=== Given instruction ===
All of the data below should be written out exactly.

(Recorded data)
== == ==

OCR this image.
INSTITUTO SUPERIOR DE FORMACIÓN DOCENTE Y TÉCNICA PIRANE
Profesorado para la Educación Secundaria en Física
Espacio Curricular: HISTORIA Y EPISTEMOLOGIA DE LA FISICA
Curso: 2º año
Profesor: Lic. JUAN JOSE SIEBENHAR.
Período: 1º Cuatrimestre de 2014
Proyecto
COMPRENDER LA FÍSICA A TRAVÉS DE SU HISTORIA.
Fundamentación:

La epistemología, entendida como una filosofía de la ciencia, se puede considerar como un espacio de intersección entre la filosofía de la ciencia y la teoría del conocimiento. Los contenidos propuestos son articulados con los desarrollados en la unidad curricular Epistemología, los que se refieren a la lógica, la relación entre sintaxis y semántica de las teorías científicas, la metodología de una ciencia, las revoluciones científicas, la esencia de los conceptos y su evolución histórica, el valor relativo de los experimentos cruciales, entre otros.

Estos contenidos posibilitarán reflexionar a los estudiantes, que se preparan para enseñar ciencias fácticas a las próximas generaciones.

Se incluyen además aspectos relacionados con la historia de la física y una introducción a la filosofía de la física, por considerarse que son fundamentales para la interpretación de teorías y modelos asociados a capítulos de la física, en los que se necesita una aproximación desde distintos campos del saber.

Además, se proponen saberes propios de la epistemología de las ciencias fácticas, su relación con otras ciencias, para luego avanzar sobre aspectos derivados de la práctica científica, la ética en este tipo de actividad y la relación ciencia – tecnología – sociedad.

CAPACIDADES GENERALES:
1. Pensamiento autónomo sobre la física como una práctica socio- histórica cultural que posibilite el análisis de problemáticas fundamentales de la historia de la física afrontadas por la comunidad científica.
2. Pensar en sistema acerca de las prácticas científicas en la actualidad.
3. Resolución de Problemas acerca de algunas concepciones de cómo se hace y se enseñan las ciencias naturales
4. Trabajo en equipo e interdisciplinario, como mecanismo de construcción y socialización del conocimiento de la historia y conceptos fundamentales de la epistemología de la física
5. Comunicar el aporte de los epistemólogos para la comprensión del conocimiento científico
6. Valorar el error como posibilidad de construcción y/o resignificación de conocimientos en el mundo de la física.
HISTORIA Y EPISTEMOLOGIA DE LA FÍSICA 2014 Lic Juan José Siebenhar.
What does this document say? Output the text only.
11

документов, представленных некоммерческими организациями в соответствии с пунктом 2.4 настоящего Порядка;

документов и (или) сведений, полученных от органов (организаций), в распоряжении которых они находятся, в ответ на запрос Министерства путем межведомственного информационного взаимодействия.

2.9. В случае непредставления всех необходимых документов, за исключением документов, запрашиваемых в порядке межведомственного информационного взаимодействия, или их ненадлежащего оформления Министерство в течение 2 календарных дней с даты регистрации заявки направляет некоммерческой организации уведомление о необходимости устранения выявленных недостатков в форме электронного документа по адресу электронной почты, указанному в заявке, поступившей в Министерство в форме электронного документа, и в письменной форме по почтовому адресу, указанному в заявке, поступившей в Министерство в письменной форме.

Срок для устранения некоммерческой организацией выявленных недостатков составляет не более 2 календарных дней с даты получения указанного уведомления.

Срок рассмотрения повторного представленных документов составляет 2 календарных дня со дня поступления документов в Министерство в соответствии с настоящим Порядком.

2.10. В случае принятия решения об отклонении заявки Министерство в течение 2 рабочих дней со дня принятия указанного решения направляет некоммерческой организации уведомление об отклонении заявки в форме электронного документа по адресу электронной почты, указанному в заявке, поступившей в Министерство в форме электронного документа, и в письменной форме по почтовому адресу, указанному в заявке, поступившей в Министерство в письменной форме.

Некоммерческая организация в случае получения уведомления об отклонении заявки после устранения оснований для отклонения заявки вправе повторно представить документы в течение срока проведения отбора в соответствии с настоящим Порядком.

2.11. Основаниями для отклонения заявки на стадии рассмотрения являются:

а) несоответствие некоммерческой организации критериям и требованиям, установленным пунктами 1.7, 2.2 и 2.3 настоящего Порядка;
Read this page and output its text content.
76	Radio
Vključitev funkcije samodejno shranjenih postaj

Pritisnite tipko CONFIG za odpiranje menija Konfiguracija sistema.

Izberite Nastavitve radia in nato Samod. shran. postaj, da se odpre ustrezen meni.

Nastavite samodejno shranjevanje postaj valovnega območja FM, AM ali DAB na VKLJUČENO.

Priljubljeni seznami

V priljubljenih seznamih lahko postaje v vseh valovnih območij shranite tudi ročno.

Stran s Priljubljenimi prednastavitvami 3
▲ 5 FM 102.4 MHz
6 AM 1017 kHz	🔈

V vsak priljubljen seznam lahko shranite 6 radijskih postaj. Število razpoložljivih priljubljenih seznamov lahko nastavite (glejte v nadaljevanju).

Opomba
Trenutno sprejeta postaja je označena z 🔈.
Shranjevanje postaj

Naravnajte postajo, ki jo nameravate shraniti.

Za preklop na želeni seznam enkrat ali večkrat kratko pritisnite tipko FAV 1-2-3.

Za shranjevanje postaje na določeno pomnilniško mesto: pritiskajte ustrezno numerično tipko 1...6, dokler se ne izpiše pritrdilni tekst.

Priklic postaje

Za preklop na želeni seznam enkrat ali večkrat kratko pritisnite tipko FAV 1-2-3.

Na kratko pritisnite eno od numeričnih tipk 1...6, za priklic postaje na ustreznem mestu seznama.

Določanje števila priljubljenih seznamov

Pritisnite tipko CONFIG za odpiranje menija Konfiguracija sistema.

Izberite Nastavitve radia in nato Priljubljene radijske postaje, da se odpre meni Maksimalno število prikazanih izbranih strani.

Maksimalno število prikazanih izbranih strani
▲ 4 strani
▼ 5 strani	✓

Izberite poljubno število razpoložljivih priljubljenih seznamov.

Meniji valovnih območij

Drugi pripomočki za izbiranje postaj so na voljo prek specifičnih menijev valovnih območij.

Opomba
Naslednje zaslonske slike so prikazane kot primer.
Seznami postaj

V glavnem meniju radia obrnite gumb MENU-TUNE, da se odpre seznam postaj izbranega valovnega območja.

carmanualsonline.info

== == ==

=== Solution for this exercise ===
OCR this image.
INSTITUTO SUPERIOR DE FORMACIÓN DOCENTE Y TÉCNICA PIRANE
Profesorado para la Educación Secundaria en Física
Espacio Curricular: HISTORIA Y EPISTEMOLOGIA DE LA FISICA
Curso: 2º año
Profesor: Lic. JUAN JOSE SIEBENHAR.
Período: 1º Cuatrimestre de 2014
Proyecto
COMPRENDER LA FÍSICA A TRAVÉS DE SU HISTORIA.
Fundamentación:

La epistemología, entendida como una filosofía de la ciencia, se puede considerar como un espacio de intersección entre la filosofía de la ciencia y la teoría del conocimiento. Los contenidos propuestos son articulados con los desarrollados en la unidad curricular Epistemología, los que se refieren a la lógica, la relación entre sintaxis y semántica de las teorías científicas, la metodología de una ciencia, las revoluciones científicas, la esencia de los conceptos y su evolución histórica, el valor relativo de los experimentos cruciales, entre otros.

Estos contenidos posibilitarán reflexionar a los estudiantes, que se preparan para enseñar ciencias fácticas a las próximas generaciones.

Se incluyen además aspectos relacionados con la historia de la física y una introducción a la filosofía de la física, por considerarse que son fundamentales para la interpretación de teorías y modelos asociados a capítulos de la física, en los que se necesita una aproximación desde distintos campos del saber.

Además, se proponen saberes propios de la epistemología de las ciencias fácticas, su relación con otras ciencias, para luego avanzar sobre aspectos derivados de la práctica científica, la ética en este tipo de actividad y la relación ciencia – tecnología – sociedad.

CAPACIDADES GENERALES:
1. Pensamiento autónomo sobre la física como una práctica socio- histórica cultural que posibilite el análisis de problemáticas fundamentales de la historia de la física afrontadas por la comunidad científica.
2. Pensar en sistema acerca de las prácticas científicas en la actualidad.
3. Resolución de Problemas acerca de algunas concepciones de cómo se hace y se enseñan las ciencias naturales
4. Trabajo en equipo e interdisciplinario, como mecanismo de construcción y socialización del conocimiento de la historia y conceptos fundamentales de la epistemología de la física
5. Comunicar el aporte de los epistemólogos para la comprensión del conocimiento científico
6. Valorar el error como posibilidad de construcción y/o resignificación de conocimientos en el mundo de la física.
HISTORIA Y EPISTEMOLOGIA DE LA FÍSICA 2014 Lic Juan José Siebenhar.
What does this document say? Output the text only.
11

документов, представленных некоммерческими организациями в соответствии с пунктом 2.4 настоящего Порядка;

документов и (или) сведений, полученных от органов (организаций), в распоряжении которых они находятся, в ответ на запрос Министерства путем межведомственного информационного взаимодействия.

2.9. В случае непредставления всех необходимых документов, за исключением документов, запрашиваемых в порядке межведомственного информационного взаимодействия, или их ненадлежащего оформления Министерство в течение 2 календарных дней с даты регистрации заявки направляет некоммерческой организации уведомление о необходимости устранения выявленных недостатков в форме электронного документа по адресу электронной почты, указанному в заявке, поступившей в Министерство в форме электронного документа, и в письменной форме по почтовому адресу, указанному в заявке, поступившей в Министерство в письменной форме.

Срок для устранения некоммерческой организацией выявленных недостатков составляет не более 2 календарных дней с даты получения указанного уведомления.

Срок рассмотрения повторного представленных документов составляет 2 календарных дня со дня поступления документов в Министерство в соответствии с настоящим Порядком.

2.10. В случае принятия решения об отклонении заявки Министерство в течение 2 рабочих дней со дня принятия указанного решения направляет некоммерческой организации уведомление об отклонении заявки в форме электронного документа по адресу электронной почты, указанному в заявке, поступившей в Министерство в форме электронного документа, и в письменной форме по почтовому адресу, указанному в заявке, поступившей в Министерство в письменной форме.

Некоммерческая организация в случае получения уведомления об отклонении заявки после устранения оснований для отклонения заявки вправе повторно представить документы в течение срока проведения отбора в соответствии с настоящим Порядком.

2.11. Основаниями для отклонения заявки на стадии рассмотрения являются:

а) несоответствие некоммерческой организации критериям и требованиям, установленным пунктами 1.7, 2.2 и 2.3 настоящего Порядка;
Read this page and output its text content.
76	Radio
Vključitev funkcije samodejno shranjenih postaj

Pritisnite tipko CONFIG za odpiranje menija Konfiguracija sistema.

Izberite Nastavitve radia in nato Samod. shran. postaj, da se odpre ustrezen meni.

Nastavite samodejno shranjevanje postaj valovnega območja FM, AM ali DAB na VKLJUČENO.

Priljubljeni seznami

V priljubljenih seznamih lahko postaje v vseh valovnih območij shranite tudi ročno.

Stran s Priljubljenimi prednastavitvami 3
▲ 5 FM 102.4 MHz
6 AM 1017 kHz	🔈

V vsak priljubljen seznam lahko shranite 6 radijskih postaj. Število razpoložljivih priljubljenih seznamov lahko nastavite (glejte v nadaljevanju).

Opomba
Trenutno sprejeta postaja je označena z 🔈.
Shranjevanje postaj

Naravnajte postajo, ki jo nameravate shraniti.

Za preklop na želeni seznam enkrat ali večkrat kratko pritisnite tipko FAV 1-2-3.

Za shranjevanje postaje na določeno pomnilniško mesto: pritiskajte ustrezno numerično tipko 1...6, dokler se ne izpiše pritrdilni tekst.

Priklic postaje

Za preklop na želeni seznam enkrat ali večkrat kratko pritisnite tipko FAV 1-2-3.

Na kratko pritisnite eno od numeričnih tipk 1...6, za priklic postaje na ustreznem mestu seznama.

Določanje števila priljubljenih seznamov

Pritisnite tipko CONFIG za odpiranje menija Konfiguracija sistema.

Izberite Nastavitve radia in nato Priljubljene radijske postaje, da se odpre meni Maksimalno število prikazanih izbranih strani.

Maksimalno število prikazanih izbranih strani
▲ 4 strani
▼ 5 strani	✓

Izberite poljubno število razpoložljivih priljubljenih seznamov.

Meniji valovnih območij

Drugi pripomočki za izbiranje postaj so na voljo prek specifičnih menijev valovnih območij.

Opomba
Naslednje zaslonske slike so prikazane kot primer.
Seznami postaj

V glavnem meniju radia obrnite gumb MENU-TUNE, da se odpre seznam postaj izbranega valovnega območja.

carmanualsonline.info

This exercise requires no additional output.